Select every line holding the word "curieux" and copy it.
--
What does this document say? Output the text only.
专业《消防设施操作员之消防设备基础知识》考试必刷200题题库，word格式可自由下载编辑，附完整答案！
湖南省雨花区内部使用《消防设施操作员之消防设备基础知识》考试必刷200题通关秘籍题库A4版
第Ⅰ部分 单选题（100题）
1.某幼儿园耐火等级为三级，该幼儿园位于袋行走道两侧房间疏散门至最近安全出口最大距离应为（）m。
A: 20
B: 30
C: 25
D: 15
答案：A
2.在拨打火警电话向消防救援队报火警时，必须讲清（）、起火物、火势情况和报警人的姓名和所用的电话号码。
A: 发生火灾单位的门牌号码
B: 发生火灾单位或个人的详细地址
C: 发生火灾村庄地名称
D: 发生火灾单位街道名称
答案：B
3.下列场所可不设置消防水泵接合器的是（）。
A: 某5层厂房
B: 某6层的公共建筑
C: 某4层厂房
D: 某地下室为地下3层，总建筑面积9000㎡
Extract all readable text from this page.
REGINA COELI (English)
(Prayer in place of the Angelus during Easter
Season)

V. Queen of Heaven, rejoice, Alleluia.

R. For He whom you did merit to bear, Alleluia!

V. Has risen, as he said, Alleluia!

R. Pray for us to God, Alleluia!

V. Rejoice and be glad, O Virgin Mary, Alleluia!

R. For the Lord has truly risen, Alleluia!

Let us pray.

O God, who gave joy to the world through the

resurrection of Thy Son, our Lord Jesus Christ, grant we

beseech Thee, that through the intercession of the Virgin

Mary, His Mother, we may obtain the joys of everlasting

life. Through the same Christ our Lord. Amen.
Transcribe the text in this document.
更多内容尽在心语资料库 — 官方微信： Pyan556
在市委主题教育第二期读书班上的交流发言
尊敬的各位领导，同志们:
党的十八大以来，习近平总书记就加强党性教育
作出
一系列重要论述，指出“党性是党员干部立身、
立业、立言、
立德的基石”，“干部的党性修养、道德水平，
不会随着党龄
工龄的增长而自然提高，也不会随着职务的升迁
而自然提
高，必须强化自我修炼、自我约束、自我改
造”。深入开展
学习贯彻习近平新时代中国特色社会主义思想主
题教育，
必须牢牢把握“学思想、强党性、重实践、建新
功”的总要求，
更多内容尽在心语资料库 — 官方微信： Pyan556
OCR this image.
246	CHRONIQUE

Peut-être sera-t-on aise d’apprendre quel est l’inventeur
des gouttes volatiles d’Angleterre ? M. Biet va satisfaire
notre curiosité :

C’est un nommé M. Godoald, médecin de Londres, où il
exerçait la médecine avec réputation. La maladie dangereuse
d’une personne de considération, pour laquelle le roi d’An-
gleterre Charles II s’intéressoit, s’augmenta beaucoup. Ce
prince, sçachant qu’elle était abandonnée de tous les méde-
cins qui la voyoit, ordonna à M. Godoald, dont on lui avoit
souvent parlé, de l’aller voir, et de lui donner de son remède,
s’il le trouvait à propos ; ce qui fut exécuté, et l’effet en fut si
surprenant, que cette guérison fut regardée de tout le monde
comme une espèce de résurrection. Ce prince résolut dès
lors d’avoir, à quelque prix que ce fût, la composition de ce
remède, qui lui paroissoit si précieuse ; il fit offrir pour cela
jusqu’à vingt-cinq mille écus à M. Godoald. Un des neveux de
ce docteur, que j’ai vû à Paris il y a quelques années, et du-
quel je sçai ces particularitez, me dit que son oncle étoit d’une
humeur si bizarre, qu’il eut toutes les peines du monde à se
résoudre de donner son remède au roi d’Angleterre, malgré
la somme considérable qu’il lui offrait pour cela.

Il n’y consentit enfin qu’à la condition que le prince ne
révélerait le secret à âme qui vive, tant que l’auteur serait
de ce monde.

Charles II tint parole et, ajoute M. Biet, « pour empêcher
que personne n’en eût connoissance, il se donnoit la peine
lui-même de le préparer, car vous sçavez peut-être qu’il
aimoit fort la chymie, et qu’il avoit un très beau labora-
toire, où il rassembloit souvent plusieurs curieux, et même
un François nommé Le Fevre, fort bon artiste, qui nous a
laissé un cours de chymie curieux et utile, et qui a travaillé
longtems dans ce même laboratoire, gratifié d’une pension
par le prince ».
--
- **Written response**:
toire, où il rassembloit souvent plusieurs curieux, et même
laissé un cours de chymie curieux et utile, et qui a travaillé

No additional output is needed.